====== Extracted data

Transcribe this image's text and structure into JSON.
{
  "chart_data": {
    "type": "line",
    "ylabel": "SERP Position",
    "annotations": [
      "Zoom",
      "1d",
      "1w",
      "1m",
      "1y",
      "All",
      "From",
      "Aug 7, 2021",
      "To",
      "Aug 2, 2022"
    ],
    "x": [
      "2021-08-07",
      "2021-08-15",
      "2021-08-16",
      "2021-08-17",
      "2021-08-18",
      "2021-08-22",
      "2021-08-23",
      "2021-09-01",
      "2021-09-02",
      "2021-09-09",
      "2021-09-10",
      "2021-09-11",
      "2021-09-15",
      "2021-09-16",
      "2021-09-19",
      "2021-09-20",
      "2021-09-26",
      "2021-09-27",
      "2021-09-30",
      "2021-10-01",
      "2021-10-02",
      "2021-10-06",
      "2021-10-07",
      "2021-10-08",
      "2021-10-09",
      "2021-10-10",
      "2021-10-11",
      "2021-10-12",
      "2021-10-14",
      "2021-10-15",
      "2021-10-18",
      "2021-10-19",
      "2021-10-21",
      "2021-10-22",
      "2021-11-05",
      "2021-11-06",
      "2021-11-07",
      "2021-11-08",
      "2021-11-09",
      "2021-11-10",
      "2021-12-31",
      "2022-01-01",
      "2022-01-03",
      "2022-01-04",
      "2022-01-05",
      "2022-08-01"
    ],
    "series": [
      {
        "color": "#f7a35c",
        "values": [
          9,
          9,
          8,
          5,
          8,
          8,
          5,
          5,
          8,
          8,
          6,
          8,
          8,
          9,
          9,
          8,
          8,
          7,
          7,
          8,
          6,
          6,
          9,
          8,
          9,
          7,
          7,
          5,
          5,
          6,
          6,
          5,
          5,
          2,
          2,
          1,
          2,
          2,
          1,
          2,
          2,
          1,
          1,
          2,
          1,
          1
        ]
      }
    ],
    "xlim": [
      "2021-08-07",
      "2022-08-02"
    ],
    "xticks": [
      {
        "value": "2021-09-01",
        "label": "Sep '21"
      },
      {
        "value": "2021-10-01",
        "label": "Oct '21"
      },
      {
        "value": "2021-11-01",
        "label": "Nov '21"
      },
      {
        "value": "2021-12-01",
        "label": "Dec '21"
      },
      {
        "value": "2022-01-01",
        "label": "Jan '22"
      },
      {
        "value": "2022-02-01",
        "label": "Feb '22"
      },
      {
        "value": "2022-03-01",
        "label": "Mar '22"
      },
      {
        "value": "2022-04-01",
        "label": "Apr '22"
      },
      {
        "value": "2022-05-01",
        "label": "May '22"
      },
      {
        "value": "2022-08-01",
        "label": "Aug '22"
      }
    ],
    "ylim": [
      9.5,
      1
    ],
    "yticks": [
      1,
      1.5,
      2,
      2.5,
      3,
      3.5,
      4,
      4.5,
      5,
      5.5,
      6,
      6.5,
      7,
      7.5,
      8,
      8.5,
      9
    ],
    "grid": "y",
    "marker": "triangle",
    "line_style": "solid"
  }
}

============

All the entries above need to be reproduced exactly.

Output for this exercise =>
Transcribe this image's text and structure into JSON.
{
  "chart_data": {
    "type": "line",
    "ylabel": "SERP Position",
    "annotations": [
      "Zoom",
      "1d",
      "1w",
      "1m",
      "1y",
      "All",
      "From",
      "Aug 7, 2021",
      "To",
      "Aug 2, 2022"
    ],
    "x": [
      "2021-08-07",
      "2021-08-15",
      "2021-08-16",
      "2021-08-17",
      "2021-08-18",
      "2021-08-22",
      "2021-08-23",
      "2021-09-01",
      "2021-09-02",
      "2021-09-09",
      "2021-09-10",
      "2021-09-11",
      "2021-09-15",
      "2021-09-16",
      "2021-09-19",
      "2021-09-20",
      "2021-09-26",
      "2021-09-27",
      "2021-09-30",
      "2021-10-01",
      "2021-10-02",
      "2021-10-06",
      "2021-10-07",
      "2021-10-08",
      "2021-10-09",
      "2021-10-10",
      "2021-10-11",
      "2021-10-12",
      "2021-10-14",
      "2021-10-15",
      "2021-10-18",
      "2021-10-19",
      "2021-10-21",
      "2021-10-22",
      "2021-11-05",
      "2021-11-06",
      "2021-11-07",
      "2021-11-08",
      "2021-11-09",
      "2021-11-10",
      "2021-12-31",
      "2022-01-01",
      "2022-01-03",
      "2022-01-04",
      "2022-01-05",
      "2022-08-01"
    ],
    "series": [
      {
        "color": "#f7a35c",
        "values": [
          9,
          9,
          8,
          5,
          8,
          8,
          5,
          5,
          8,
          8,
          6,
          8,
          8,
          9,
          9,
          8,
          8,
          7,
          7,
          8,
          6,
          6,
          9,
          8,
          9,
          7,
          7,
          5,
          5,
          6,
          6,
          5,
          5,
          2,
          2,
          1,
          2,
          2,
          1,
          2,
          2,
          1,
          1,
          2,
          1,
          1
        ]
      }
    ],
    "xlim": [
      "2021-08-07",
      "2022-08-02"
    ],
    "xticks": [
      {
        "value": "2021-09-01",
        "label": "Sep '21"
      },
      {
        "value": "2021-10-01",
        "label": "Oct '21"
      },
      {
        "value": "2021-11-01",
        "label": "Nov '21"
      },
      {
        "value": "2021-12-01",
        "label": "Dec '21"
      },
      {
        "value": "2022-01-01",
        "label": "Jan '22"
      },
      {
        "value": "2022-02-01",
        "label": "Feb '22"
      },
      {
        "value": "2022-03-01",
        "label": "Mar '22"
      },
      {
        "value": "2022-04-01",
        "label": "Apr '22"
      },
      {
        "value": "2022-05-01",
        "label": "May '22"
      },
      {
        "value": "2022-08-01",
        "label": "Aug '22"
      }
    ],
    "ylim": [
      9.5,
      1
    ],
    "yticks": [
      1,
      1.5,
      2,
      2.5,
      3,
      3.5,
      4,
      4.5,
      5,
      5.5,
      6,
      6.5,
      7,
      7.5,
      8,
      8.5,
      9
    ],
    "grid": "y",
    "marker": "triangle",
    "line_style": "solid"
  }
}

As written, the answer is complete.